Find the word "bold" in the records below. List each line containing it.

• **Stored data**
********************

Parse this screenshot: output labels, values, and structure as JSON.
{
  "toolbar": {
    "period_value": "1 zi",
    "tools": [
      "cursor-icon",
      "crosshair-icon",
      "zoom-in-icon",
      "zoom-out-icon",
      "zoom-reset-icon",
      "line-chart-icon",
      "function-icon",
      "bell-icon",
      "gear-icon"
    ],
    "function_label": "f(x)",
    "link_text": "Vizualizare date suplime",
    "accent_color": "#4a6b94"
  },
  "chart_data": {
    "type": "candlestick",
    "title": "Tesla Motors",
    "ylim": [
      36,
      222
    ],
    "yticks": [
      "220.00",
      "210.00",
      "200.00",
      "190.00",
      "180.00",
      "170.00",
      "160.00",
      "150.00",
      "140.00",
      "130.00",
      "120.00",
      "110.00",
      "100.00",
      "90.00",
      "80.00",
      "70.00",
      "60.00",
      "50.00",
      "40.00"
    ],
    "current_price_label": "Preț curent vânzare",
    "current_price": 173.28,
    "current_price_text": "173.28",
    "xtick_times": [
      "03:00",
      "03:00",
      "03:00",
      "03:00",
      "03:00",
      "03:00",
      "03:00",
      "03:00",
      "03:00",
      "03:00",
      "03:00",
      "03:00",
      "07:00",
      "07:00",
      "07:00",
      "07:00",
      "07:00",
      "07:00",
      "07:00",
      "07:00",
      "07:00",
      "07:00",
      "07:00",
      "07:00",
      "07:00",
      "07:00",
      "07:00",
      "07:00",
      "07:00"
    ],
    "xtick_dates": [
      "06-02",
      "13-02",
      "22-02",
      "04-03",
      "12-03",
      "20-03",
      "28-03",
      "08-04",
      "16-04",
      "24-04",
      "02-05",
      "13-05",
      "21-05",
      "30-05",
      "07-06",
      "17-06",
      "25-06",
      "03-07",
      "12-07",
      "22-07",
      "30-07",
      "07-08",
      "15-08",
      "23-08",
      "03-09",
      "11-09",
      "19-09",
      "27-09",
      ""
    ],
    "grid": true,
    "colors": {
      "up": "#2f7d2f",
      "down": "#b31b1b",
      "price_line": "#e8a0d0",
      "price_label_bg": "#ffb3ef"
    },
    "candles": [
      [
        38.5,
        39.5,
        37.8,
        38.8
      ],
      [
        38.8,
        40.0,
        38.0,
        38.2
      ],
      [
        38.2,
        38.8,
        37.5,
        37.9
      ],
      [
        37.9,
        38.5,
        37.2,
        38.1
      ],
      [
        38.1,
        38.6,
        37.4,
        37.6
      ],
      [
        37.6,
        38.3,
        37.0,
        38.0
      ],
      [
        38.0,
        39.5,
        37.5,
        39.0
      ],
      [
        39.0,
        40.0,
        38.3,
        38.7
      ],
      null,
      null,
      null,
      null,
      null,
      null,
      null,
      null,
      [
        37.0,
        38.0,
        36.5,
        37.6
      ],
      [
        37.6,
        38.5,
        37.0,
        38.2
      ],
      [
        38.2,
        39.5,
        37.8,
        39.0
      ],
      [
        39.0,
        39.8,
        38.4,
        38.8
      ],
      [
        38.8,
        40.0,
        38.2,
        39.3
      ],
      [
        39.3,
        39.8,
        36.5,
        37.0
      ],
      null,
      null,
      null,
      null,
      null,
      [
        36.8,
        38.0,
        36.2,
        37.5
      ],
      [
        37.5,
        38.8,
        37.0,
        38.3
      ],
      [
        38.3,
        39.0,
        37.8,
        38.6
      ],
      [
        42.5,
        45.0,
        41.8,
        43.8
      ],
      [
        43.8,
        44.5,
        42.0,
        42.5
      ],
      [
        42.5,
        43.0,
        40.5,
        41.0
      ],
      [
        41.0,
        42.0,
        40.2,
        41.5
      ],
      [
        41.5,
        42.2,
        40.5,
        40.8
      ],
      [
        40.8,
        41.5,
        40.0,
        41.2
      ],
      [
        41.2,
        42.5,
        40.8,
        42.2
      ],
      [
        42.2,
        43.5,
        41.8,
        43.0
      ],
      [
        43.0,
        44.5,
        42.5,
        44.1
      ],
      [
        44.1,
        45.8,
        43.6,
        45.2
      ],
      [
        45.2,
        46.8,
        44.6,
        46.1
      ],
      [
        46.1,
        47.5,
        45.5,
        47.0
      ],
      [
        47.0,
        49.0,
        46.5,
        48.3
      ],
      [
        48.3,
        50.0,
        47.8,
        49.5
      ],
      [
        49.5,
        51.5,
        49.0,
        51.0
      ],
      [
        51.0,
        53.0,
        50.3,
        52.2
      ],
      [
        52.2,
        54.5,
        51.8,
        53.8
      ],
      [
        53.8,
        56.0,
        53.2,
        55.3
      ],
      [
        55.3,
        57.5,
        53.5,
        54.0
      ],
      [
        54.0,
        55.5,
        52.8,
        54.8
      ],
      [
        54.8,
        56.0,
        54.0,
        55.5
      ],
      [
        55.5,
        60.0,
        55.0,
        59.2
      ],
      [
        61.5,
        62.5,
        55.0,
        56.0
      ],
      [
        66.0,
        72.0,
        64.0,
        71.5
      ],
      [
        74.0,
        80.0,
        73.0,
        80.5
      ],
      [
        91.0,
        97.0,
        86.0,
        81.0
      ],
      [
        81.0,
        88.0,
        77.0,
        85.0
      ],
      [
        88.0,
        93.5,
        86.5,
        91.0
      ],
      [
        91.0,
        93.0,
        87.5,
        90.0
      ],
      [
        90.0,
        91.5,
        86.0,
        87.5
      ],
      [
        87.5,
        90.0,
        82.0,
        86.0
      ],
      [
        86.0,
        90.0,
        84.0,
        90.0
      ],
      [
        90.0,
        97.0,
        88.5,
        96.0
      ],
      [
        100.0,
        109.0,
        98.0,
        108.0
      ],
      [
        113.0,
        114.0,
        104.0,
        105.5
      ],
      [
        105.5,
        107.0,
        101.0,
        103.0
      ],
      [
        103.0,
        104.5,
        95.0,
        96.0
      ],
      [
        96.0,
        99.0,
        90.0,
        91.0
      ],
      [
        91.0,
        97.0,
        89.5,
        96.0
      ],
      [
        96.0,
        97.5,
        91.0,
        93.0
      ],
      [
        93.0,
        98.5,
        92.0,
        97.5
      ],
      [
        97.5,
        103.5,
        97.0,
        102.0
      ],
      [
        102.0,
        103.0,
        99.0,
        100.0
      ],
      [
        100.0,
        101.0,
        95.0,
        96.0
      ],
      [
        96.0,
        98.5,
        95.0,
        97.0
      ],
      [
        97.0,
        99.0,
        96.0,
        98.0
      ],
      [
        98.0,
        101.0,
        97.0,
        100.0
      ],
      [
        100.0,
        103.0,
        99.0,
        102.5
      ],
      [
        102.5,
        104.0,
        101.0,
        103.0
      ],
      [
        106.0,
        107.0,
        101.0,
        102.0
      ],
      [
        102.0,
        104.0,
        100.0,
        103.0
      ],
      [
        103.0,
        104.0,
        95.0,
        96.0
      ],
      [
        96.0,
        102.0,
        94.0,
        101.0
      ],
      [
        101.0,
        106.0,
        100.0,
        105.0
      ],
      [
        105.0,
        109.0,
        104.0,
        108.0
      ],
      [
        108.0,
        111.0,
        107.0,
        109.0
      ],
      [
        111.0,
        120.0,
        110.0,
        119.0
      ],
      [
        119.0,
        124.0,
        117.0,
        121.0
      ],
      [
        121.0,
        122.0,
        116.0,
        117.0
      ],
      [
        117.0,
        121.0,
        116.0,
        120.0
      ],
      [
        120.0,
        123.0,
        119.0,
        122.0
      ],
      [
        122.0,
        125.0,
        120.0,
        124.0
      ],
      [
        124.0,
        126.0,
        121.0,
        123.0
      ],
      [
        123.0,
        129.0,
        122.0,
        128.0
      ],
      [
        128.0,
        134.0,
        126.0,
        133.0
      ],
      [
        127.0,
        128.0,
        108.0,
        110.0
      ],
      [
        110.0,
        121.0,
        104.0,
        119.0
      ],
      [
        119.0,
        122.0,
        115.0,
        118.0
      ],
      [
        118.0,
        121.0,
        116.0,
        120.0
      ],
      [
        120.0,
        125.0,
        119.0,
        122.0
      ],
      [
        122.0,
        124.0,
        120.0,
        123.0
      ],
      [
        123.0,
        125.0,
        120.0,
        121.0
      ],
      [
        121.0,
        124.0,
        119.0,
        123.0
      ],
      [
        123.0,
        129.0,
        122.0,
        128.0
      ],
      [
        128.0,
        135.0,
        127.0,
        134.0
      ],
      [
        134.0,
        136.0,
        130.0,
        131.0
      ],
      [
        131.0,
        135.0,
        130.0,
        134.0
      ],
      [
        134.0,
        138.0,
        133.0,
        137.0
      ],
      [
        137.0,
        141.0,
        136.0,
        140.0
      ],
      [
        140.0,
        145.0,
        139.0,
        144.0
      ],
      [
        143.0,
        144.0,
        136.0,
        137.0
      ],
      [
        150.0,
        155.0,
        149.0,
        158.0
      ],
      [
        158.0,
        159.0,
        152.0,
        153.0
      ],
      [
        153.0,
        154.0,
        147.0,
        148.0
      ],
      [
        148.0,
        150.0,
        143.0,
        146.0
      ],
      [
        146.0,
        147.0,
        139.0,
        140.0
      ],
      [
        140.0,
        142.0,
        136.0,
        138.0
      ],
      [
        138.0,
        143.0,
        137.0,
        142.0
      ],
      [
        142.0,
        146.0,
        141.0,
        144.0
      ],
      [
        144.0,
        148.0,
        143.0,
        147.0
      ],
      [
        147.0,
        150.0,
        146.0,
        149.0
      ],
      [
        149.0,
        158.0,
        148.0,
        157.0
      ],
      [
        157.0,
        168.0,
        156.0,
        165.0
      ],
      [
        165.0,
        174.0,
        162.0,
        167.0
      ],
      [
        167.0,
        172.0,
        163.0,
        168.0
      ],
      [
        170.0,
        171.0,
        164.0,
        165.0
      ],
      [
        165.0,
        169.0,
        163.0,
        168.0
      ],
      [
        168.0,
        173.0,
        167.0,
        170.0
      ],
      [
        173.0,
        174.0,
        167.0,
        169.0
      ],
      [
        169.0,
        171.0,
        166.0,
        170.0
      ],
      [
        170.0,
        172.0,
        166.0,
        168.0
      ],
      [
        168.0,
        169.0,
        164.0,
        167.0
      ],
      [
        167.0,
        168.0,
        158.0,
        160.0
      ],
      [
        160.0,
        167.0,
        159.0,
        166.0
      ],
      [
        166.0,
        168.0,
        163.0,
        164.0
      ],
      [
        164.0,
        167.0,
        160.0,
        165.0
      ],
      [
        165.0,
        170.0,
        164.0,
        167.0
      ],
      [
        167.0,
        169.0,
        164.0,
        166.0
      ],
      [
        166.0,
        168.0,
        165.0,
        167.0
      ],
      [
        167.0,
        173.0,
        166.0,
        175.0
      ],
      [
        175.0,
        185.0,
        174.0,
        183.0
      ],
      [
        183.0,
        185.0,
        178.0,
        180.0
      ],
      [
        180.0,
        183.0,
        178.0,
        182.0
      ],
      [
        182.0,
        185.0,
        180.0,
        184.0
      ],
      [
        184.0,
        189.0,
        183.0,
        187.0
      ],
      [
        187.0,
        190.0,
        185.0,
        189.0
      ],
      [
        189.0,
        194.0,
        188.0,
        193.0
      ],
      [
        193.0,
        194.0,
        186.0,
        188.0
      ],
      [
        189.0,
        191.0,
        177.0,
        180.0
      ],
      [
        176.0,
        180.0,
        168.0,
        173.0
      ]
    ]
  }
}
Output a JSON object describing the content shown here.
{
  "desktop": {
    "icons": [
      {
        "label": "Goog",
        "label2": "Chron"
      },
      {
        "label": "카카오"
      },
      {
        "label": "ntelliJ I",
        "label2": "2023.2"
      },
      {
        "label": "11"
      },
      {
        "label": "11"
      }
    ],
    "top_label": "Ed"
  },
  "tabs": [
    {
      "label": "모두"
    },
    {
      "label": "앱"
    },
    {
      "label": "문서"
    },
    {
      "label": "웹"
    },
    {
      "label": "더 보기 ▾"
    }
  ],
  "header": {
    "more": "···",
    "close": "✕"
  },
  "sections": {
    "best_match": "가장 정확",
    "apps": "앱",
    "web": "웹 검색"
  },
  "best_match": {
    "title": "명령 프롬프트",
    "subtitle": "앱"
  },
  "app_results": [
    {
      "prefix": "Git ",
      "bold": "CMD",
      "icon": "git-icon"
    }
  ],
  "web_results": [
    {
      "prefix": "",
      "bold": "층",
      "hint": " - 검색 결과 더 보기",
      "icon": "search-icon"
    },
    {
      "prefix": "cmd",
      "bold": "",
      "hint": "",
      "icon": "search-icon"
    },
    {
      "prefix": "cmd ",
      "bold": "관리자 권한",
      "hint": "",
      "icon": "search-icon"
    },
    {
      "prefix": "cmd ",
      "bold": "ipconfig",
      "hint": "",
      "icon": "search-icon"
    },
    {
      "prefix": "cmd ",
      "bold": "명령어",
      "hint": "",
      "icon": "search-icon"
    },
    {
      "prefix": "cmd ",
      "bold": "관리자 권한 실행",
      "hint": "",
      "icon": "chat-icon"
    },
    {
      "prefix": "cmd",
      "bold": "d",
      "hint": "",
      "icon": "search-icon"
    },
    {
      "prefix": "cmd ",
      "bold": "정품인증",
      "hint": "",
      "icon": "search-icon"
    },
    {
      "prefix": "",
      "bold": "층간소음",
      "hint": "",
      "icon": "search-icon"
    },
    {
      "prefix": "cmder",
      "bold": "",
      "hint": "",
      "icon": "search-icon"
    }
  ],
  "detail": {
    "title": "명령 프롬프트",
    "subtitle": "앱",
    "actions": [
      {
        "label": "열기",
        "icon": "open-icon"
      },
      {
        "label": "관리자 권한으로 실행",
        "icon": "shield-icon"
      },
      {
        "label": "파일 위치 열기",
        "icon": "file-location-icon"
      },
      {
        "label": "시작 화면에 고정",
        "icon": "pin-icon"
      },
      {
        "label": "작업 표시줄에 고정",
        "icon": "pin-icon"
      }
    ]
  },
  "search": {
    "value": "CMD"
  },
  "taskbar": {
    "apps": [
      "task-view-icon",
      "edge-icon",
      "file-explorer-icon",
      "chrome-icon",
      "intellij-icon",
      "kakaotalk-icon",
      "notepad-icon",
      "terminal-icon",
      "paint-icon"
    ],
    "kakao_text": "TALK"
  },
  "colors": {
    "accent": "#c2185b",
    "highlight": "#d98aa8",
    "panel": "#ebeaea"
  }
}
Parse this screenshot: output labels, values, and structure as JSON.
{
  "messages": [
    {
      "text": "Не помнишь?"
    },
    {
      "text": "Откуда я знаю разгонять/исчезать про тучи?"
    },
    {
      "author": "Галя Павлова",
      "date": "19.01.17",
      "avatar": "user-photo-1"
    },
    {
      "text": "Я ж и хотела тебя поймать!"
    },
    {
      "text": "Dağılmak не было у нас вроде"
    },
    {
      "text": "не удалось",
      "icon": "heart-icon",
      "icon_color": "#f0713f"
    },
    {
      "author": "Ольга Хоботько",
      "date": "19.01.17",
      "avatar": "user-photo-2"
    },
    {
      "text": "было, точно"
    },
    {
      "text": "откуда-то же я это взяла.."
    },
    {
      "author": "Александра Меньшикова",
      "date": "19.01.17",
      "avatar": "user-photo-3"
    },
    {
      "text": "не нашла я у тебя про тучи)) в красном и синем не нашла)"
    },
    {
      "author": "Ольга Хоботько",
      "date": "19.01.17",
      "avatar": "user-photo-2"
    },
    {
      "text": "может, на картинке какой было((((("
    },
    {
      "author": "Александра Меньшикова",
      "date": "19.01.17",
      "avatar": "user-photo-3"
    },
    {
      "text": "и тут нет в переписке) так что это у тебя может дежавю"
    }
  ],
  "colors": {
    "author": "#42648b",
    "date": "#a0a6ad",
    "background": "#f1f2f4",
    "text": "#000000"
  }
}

********************

• **Result for this exercise**
      "bold": "CMD",
      "bold": "층",
      "bold": "",
      "bold": "관리자 권한",
      "bold": "ipconfig",
      "bold": "명령어",
      "bold": "관리자 권한 실행",
      "bold": "d",
      "bold": "정품인증",
      "bold": "층간소음",
      "bold": "",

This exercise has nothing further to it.